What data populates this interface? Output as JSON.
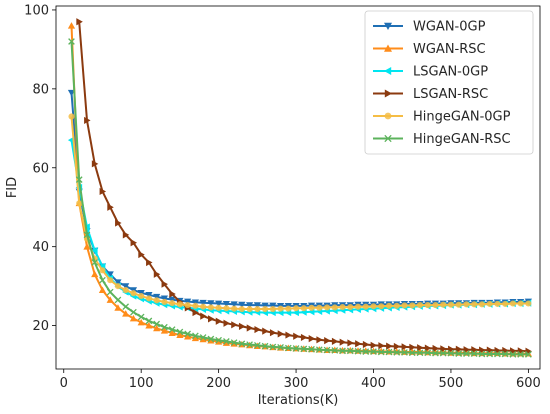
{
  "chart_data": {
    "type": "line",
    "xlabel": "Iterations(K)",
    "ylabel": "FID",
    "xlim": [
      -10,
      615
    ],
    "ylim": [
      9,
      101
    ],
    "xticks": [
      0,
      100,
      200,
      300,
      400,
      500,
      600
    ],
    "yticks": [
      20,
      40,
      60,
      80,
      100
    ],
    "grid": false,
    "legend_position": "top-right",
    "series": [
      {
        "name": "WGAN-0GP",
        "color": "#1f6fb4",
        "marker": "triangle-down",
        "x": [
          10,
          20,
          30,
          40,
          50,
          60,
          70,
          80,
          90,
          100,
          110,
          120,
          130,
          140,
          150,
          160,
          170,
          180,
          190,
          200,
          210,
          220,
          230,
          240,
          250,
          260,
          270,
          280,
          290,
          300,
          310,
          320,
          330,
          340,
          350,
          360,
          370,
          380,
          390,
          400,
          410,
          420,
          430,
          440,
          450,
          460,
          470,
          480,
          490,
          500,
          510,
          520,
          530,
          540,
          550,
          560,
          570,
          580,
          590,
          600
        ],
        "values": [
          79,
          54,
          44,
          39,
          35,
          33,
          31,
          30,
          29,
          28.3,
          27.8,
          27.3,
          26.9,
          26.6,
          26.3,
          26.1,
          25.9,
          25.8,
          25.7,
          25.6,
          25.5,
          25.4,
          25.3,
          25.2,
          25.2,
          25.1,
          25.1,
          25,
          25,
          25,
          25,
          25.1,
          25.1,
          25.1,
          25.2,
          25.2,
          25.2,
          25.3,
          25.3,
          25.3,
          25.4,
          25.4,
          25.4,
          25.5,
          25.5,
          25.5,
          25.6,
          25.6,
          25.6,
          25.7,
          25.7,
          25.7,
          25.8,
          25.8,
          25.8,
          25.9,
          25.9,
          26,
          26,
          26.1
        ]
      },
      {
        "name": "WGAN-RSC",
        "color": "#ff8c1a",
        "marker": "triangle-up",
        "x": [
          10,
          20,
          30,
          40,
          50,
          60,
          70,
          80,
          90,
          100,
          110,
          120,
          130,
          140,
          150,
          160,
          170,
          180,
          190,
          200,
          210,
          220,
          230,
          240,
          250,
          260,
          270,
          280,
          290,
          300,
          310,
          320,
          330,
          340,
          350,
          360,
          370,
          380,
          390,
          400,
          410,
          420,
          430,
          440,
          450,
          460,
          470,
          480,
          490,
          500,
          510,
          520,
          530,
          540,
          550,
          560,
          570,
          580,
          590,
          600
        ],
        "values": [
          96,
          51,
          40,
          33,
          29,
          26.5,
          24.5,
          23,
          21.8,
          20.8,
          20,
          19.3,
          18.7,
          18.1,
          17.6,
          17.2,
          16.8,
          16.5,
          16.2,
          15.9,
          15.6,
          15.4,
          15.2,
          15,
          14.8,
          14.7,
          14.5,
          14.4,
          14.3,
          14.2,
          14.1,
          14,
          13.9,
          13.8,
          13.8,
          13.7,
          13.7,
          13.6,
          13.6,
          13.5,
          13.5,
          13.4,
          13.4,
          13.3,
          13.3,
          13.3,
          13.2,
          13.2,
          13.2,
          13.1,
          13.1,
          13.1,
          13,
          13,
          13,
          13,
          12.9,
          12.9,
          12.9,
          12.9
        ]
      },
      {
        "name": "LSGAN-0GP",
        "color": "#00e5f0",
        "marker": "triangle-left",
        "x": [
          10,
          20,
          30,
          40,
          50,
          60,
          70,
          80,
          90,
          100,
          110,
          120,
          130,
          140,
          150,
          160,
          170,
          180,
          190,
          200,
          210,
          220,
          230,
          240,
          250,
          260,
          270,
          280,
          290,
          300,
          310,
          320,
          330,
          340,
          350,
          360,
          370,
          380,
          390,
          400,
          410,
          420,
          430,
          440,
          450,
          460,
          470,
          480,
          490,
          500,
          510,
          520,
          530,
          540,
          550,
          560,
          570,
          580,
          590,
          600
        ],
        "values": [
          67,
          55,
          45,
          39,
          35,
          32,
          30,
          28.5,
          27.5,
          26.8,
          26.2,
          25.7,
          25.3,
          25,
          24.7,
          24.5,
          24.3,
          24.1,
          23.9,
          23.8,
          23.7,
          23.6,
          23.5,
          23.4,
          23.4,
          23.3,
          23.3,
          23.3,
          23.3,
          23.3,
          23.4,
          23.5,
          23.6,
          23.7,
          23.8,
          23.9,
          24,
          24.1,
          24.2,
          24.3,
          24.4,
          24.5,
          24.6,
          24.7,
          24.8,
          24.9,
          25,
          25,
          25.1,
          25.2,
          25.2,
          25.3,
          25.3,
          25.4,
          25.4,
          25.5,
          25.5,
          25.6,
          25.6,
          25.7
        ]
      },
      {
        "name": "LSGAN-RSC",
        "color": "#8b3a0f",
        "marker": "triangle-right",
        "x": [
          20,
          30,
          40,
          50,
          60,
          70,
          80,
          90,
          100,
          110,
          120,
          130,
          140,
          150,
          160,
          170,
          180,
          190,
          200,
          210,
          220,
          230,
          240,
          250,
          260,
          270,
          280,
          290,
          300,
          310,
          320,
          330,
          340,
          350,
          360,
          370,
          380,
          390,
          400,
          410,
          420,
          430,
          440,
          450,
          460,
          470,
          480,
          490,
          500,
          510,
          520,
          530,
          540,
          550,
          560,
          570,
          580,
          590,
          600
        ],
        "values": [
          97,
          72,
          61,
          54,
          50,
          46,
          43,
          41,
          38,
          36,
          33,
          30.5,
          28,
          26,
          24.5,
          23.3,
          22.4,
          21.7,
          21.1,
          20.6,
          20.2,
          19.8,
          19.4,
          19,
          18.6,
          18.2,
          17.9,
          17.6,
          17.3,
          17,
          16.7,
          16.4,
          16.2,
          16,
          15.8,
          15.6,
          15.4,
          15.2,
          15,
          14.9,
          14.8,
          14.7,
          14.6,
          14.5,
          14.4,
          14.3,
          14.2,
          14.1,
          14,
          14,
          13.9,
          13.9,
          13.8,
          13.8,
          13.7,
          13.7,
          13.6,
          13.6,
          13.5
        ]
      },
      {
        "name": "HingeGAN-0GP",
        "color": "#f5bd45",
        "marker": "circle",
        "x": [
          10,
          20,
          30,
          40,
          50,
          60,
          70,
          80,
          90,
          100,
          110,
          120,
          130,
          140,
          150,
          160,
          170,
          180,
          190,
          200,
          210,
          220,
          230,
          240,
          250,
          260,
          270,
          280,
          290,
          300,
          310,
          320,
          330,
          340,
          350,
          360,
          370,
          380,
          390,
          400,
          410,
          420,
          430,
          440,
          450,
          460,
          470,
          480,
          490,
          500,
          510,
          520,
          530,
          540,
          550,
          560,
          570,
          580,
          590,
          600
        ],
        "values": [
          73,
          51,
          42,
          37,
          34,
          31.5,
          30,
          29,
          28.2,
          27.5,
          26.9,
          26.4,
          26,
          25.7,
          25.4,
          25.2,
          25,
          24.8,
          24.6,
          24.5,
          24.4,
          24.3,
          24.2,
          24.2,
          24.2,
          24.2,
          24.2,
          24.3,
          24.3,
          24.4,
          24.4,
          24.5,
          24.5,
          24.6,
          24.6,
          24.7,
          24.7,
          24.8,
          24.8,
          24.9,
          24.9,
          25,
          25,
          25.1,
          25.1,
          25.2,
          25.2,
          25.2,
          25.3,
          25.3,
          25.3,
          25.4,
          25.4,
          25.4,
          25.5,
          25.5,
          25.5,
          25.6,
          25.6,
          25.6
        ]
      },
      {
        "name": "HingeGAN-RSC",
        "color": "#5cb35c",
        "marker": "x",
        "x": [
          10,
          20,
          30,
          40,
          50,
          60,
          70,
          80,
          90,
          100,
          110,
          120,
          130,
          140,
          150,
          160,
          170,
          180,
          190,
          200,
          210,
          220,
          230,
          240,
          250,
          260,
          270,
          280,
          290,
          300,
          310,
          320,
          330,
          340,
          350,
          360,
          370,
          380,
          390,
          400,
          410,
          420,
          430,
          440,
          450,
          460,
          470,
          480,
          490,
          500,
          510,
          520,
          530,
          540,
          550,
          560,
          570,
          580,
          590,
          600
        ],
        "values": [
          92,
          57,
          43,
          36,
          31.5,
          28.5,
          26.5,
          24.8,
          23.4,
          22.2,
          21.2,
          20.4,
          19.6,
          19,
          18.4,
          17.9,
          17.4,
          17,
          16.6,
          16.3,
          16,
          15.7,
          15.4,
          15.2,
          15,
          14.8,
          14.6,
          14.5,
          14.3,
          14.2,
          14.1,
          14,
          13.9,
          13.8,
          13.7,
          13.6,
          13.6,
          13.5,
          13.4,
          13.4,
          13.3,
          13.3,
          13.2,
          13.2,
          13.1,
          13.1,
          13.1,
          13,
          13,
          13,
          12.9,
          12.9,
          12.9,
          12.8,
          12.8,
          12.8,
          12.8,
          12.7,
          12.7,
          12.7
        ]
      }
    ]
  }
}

= Exercise brief =
Only a number is wanted: how many lines contain the word "right"?

= Result of the task =
2